* start Excerpted data *

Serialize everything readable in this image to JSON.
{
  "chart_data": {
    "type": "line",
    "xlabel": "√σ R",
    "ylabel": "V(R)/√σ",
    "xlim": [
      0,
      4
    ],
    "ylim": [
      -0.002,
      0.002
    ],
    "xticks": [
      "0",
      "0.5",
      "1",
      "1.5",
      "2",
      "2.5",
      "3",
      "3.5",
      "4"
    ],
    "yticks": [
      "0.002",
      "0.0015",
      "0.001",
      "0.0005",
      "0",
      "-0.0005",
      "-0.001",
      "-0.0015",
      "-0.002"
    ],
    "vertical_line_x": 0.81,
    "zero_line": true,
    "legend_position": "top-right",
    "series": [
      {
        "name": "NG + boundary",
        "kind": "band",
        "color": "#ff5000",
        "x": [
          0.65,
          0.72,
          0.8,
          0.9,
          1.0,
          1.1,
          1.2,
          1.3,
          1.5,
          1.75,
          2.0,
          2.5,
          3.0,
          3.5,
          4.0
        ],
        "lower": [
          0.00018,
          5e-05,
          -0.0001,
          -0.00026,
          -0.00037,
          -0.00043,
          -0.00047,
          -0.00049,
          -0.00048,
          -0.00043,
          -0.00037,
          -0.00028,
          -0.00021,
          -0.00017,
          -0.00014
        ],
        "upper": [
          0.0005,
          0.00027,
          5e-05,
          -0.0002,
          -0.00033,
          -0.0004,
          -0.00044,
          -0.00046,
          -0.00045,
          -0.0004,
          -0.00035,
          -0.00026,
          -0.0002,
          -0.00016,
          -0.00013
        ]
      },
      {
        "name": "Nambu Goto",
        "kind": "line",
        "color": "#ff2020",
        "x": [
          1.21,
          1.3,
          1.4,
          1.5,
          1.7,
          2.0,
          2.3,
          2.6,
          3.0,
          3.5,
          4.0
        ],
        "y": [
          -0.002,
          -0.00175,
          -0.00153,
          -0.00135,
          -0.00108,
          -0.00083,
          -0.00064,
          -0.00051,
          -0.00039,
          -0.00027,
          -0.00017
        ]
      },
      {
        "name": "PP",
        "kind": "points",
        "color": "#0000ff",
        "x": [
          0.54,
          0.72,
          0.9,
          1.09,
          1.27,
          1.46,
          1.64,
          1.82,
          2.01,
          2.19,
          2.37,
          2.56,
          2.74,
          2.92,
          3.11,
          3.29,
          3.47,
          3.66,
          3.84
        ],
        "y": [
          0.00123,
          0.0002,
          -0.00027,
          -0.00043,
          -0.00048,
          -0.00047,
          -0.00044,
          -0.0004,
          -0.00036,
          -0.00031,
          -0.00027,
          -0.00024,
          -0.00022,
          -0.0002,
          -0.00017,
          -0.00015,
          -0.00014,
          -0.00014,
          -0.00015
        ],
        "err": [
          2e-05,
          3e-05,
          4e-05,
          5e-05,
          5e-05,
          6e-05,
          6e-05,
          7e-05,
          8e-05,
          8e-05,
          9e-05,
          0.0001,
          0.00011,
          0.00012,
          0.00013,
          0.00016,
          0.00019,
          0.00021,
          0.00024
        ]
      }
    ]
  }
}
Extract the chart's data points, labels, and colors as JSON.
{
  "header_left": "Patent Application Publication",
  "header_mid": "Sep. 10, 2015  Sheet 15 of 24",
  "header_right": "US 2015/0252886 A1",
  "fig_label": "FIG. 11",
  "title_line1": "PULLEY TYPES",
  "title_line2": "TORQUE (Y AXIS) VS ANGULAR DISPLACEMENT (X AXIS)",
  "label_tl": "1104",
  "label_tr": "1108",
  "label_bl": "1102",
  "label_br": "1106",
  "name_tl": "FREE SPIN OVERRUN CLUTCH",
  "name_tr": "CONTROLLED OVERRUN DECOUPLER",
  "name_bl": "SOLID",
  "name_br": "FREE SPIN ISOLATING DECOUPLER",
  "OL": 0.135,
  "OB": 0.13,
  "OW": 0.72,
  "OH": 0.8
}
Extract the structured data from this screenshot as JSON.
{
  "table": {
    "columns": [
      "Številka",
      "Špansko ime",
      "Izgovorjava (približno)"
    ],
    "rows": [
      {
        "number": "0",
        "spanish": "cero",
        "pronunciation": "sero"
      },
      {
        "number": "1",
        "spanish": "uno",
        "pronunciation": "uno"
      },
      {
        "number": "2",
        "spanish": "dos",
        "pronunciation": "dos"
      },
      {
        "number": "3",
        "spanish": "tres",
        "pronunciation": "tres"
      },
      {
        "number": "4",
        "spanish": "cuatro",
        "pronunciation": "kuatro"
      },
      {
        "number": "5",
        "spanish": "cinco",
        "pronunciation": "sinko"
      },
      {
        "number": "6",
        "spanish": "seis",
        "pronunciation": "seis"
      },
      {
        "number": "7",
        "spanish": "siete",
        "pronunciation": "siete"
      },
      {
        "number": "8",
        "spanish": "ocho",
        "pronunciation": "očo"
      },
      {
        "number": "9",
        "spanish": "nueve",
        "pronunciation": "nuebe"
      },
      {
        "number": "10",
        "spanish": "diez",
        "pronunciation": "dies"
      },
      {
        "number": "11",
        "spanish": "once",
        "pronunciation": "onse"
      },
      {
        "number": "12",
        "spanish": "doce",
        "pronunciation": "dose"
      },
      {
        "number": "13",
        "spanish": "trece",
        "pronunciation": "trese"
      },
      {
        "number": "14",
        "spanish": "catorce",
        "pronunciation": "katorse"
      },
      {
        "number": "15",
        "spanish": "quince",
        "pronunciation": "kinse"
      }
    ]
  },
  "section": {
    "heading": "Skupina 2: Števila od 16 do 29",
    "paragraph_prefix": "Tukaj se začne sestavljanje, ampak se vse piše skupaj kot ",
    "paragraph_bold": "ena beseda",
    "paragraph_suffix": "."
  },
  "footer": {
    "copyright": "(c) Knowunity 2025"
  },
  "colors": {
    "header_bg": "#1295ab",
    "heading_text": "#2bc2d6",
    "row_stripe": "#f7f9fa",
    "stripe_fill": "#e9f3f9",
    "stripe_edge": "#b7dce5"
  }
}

* end Excerpted data *

== Problem ==
Go through the listing above line by line and say how many lines hold the word "points". Reply with that number only.

== Correct answer ==
2